### PAGE EXCERPT
● ● ● ● ●

So sorry I haven’t been blogging to my followers, but my carpal tunnel has been doing a number on me and being a Health Information Management person with electronic records and dabbling in billing during my day job my hand has been having problems and typing….not so good. I have adapted to using a mouse strictly with my left hand. Oh joy, oh joy. Though I am not quite ambidexterous, I am getting the hang of it. Of course my fibro hasn’t been doing me a good favor with my back this week, but that is a different story.
First off after my white bread recipe I have tried a banana bread recipe because I went to Aldi’s and bought 3 packages of bananas. We had almost a dozen leftovers and I decided to make a double batch of banana bread. I thought something was missing from the recipe.. Here it is.
Banana Banana Bread
Adapted from AllRecipes.com
- 2 cups all-purpose flour
- 1 teaspoon baking soda
- 1/4 teaspoon salt
- 1 teaspoon cinnamon
- 1/2 cup butter
- 3/4 cup brown sugar
- 2 eggs, beaten
- 6 mashed medium overripe bananas
- Preheat oven to 350 degrees F (175 degrees C). Lightly grease a 9×5 inch loaf pan. (My 9×5 pan is currently scratched out of commission and so I used two 8×5 pans which you can also do, but I prefer the one big 9×5 loaf.)
- In a large bowl, combine flour, cinnamon, baking soda and salt. In a separate bowl, use an electric mixer to cream together butter and brown sugar. Stir in eggs and mashed bananas until well blended. Stir banana mixture into flour mixture; stir just to moisten, do not over-mix. Pour batter into prepared loaf pan.
- Bake in preheated oven for 60 to 65 minutes, until a toothpick inserted into center of the loaf comes out clean. Let bread cool in pan for 10 minutes, then turn out onto a wire rack.
Bread tastes even better the next day. To store, simply wait for it to cool completely and then wrap in plastic wrap.

● ● ● ● ●

Document layout detection records:
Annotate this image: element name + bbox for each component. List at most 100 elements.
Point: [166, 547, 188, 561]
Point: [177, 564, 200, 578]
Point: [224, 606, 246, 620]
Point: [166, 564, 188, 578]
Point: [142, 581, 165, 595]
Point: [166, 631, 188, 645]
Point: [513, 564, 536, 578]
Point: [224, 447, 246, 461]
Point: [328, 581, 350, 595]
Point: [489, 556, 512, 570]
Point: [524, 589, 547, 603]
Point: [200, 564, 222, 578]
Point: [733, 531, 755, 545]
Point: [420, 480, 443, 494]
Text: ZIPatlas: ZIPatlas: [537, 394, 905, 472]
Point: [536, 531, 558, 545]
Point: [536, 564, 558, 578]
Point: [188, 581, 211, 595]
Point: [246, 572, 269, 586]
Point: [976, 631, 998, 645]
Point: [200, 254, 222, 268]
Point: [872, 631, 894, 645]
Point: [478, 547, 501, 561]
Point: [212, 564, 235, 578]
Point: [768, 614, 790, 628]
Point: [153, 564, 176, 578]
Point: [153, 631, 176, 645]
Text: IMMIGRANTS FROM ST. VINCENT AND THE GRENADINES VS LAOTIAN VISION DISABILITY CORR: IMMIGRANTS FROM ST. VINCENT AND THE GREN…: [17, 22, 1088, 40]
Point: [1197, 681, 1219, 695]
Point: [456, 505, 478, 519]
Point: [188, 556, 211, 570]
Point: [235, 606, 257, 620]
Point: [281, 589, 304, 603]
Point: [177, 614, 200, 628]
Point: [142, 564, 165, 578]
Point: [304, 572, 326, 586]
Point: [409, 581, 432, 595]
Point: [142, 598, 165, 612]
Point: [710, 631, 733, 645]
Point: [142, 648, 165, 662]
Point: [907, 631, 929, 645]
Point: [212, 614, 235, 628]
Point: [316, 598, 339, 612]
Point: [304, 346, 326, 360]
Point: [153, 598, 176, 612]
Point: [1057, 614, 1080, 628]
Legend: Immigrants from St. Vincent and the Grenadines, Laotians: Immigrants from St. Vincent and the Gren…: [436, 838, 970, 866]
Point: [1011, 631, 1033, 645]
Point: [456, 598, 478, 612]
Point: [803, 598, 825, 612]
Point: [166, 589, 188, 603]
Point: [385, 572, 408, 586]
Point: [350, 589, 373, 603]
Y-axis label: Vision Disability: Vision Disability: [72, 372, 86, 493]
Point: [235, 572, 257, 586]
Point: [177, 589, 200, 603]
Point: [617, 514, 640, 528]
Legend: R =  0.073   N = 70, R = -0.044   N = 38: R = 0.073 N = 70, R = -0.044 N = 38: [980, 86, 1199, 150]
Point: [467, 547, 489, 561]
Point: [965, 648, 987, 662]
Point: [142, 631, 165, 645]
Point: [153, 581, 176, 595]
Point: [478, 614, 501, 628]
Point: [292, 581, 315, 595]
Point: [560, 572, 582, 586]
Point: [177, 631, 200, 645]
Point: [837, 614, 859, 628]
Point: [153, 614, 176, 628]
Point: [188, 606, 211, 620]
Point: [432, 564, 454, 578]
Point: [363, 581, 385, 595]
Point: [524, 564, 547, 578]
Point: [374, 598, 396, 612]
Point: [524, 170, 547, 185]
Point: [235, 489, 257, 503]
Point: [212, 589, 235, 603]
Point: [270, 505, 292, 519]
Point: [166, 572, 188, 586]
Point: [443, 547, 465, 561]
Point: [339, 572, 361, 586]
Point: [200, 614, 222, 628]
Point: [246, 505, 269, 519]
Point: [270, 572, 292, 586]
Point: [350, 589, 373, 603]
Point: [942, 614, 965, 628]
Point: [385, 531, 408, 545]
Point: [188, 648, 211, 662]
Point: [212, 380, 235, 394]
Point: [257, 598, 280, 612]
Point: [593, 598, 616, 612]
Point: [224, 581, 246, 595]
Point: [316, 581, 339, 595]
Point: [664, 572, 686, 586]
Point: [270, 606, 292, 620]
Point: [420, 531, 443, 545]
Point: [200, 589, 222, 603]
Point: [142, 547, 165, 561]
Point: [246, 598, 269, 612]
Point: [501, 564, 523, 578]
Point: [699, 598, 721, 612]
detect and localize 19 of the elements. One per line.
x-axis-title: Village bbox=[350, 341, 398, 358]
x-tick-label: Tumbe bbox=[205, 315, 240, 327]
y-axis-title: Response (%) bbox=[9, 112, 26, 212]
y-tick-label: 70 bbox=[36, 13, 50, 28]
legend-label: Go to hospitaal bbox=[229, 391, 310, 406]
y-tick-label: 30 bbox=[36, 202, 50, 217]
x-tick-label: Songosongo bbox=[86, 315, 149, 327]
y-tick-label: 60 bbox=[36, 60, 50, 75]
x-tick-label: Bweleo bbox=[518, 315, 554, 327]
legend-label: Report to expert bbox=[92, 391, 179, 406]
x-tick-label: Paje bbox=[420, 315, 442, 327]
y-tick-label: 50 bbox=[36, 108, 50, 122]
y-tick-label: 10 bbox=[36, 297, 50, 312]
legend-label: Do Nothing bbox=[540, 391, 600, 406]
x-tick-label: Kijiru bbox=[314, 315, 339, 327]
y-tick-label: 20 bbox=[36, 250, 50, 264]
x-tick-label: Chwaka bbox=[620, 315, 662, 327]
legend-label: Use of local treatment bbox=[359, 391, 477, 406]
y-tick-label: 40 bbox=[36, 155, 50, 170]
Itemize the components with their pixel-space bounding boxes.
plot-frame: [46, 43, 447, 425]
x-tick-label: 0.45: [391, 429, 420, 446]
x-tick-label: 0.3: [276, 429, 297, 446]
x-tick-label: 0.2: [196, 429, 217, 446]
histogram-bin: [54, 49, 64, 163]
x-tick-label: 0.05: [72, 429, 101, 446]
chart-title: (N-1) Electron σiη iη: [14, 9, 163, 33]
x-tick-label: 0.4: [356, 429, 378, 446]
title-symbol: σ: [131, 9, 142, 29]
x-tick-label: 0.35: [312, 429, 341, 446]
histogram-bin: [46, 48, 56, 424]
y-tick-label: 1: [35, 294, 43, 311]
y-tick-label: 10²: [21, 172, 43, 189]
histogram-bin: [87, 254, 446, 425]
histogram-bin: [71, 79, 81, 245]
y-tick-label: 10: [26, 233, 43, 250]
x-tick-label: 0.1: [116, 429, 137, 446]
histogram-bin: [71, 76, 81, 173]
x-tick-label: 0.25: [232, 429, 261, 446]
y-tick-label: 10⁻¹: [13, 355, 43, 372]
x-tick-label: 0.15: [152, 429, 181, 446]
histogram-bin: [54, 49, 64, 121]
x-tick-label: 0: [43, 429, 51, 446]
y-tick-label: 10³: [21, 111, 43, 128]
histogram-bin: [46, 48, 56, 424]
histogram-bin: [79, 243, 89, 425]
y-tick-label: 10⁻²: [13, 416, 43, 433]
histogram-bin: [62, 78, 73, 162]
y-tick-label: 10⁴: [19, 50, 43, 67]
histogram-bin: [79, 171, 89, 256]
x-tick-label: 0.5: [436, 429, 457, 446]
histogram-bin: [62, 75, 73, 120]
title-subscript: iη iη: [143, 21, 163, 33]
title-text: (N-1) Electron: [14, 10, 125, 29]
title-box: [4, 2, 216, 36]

● ● ● ● ●

### PROMPT 1
Do the following statements agree with the banana bread blog post? For each, answer yes or no and quote the words from the post that decide it.
(a) The recipe calls for half a cup of butter.
(b) For this batch, the writer baked the bread in a single 9×5 pan.
(c) The bread is left to cool in the pan for 10 minutes before it comes out onto a wire rack.
### PROMPT 2
Write a continuation of the banana bread blog post, picking up right after its final sentence.

### RESPONSE BOX 1
(a) Yes: "1/2 cup butter"
(b) No: "My 9×5 pan is currently scratched out of commission and so I used two 8×5 pans"
(c) Yes: "Let bread cool in pan for 10 minutes, then turn out onto a wire rack."

### RESPONSE BOX 2
I asked my mom the next day “what is wrong with it?”. She said nothing except missing the nuts (which my parents and husband cant eat because of dental problems). I said “I put in pecan meal.” I think it was missing vanilla. I am going to try that, though my mom and husband swears it was missing nothing at all. It was good, just seemed to be missing a little sweetness.
Second topic flame retardant. I don’t know… Does Mountain Dew fear we are going to spontaneously combust? I saw a page on Facebook post about their being a flame retardant in Mt. Dew. I heard it before, though I ignored it. Today I went and looked at the Mt. Dew and saw…the flame retardant. Yes, this 2 liter will be my last. I don’t belive in wasting stuff so…. ICK. Look it up.
Third topic..#5. Look on Change.org and you will find that there is a petition to get Kraft Macarioni & Cheese to stop using Yellow dye #5. This is I belive linked to bladder cancer. In the UK it is banned and they using a natural coloring. why can’t they use that her in the states. I seriously wonder the link between cancers and obesity to this crap in our food. I will only buy organic mac and cheese from now on or make my own. Little changes= big steps to health. Have a good weekend everyone!